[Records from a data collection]
----

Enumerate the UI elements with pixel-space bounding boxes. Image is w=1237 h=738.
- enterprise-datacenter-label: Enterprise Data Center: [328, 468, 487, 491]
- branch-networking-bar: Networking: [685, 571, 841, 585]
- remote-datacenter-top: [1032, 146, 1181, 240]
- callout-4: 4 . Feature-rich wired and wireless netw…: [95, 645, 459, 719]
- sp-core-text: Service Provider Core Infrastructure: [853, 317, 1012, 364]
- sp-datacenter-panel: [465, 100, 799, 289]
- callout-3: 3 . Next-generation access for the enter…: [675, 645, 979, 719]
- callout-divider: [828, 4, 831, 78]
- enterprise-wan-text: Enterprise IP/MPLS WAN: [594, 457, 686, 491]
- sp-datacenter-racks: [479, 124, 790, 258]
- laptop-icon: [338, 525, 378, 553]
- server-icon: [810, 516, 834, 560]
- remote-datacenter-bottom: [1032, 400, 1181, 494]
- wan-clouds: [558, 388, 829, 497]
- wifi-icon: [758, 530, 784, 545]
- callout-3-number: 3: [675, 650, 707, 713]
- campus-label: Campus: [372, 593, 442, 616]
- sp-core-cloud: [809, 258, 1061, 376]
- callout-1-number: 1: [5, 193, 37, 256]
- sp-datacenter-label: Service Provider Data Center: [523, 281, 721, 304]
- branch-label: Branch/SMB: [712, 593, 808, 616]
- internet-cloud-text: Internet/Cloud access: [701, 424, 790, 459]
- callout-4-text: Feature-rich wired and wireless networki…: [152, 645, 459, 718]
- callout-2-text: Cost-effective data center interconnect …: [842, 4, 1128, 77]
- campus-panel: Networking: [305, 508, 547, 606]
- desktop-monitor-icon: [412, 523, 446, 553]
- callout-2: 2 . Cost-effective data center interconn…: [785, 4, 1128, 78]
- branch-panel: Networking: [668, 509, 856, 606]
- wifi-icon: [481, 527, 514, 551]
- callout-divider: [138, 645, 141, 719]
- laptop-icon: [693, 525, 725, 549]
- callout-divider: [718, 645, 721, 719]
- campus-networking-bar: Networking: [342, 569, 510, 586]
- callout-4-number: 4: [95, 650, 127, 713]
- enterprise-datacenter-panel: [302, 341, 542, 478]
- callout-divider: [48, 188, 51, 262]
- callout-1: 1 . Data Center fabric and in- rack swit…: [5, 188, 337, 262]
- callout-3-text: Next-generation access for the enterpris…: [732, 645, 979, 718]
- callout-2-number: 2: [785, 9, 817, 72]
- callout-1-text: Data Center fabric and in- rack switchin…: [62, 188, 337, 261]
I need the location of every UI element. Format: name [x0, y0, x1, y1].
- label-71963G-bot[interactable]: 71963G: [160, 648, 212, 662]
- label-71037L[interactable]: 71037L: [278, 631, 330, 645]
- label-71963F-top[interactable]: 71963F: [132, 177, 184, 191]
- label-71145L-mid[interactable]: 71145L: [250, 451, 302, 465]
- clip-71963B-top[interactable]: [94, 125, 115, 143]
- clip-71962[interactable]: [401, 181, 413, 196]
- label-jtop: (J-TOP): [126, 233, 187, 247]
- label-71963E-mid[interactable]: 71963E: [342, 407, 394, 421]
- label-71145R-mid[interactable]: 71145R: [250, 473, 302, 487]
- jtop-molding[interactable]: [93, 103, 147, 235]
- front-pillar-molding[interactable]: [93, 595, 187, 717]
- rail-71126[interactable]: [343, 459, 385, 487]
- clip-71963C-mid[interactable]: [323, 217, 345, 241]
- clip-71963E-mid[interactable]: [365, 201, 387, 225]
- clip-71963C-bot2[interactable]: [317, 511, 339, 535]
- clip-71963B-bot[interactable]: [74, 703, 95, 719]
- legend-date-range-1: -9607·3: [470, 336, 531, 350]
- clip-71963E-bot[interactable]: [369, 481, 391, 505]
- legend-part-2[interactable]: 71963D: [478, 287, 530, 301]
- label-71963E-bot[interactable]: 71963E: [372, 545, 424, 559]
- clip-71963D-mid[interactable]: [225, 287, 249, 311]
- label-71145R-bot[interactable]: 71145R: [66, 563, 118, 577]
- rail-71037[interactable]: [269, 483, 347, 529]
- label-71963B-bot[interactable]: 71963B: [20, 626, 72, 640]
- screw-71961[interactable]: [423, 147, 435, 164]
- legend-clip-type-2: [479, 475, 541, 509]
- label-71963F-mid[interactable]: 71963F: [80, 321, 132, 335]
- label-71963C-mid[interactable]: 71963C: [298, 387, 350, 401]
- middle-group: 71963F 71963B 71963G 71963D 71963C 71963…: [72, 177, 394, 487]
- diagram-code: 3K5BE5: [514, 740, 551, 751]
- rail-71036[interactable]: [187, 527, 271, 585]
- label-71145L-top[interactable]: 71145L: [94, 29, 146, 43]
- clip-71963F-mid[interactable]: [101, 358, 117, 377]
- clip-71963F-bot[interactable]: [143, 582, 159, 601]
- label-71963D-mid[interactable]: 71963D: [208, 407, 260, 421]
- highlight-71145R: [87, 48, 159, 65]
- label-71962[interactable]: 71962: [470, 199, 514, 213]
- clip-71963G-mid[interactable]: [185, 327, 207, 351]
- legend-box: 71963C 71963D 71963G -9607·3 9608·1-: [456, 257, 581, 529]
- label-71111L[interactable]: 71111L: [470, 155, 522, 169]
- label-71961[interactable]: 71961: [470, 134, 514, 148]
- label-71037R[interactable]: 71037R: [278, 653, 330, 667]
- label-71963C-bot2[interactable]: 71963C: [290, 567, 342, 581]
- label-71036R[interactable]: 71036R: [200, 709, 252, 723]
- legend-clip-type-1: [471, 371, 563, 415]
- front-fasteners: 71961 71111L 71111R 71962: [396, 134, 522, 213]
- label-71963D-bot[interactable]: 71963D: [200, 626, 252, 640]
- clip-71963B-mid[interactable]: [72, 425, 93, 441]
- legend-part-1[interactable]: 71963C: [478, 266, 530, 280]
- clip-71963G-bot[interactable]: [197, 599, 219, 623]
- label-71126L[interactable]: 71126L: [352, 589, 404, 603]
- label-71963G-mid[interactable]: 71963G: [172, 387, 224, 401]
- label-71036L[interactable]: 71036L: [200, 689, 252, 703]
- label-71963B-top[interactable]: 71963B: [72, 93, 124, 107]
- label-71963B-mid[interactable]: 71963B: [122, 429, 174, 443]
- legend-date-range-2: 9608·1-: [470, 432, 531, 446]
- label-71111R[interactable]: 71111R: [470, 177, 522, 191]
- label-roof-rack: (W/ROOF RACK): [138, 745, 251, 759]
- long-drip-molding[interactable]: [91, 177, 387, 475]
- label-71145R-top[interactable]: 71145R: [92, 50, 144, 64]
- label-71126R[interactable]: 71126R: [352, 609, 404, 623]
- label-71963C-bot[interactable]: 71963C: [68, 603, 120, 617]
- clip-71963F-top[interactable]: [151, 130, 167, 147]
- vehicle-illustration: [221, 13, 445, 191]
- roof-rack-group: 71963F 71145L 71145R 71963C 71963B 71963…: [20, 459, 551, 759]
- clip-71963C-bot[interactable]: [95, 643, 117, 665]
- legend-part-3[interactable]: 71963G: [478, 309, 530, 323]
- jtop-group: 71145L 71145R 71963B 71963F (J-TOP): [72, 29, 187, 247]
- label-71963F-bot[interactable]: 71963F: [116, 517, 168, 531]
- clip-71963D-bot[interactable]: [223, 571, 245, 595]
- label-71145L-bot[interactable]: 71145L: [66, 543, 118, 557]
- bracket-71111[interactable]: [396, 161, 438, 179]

----

_Job:_
Gather every line above that contains the word "wired".

_Final result:_
- callout-4: 4 . Feature-rich wired and wireless netw…: [95, 645, 459, 719]
- callout-4-text: Feature-rich wired and wireless networki…: [152, 645, 459, 718]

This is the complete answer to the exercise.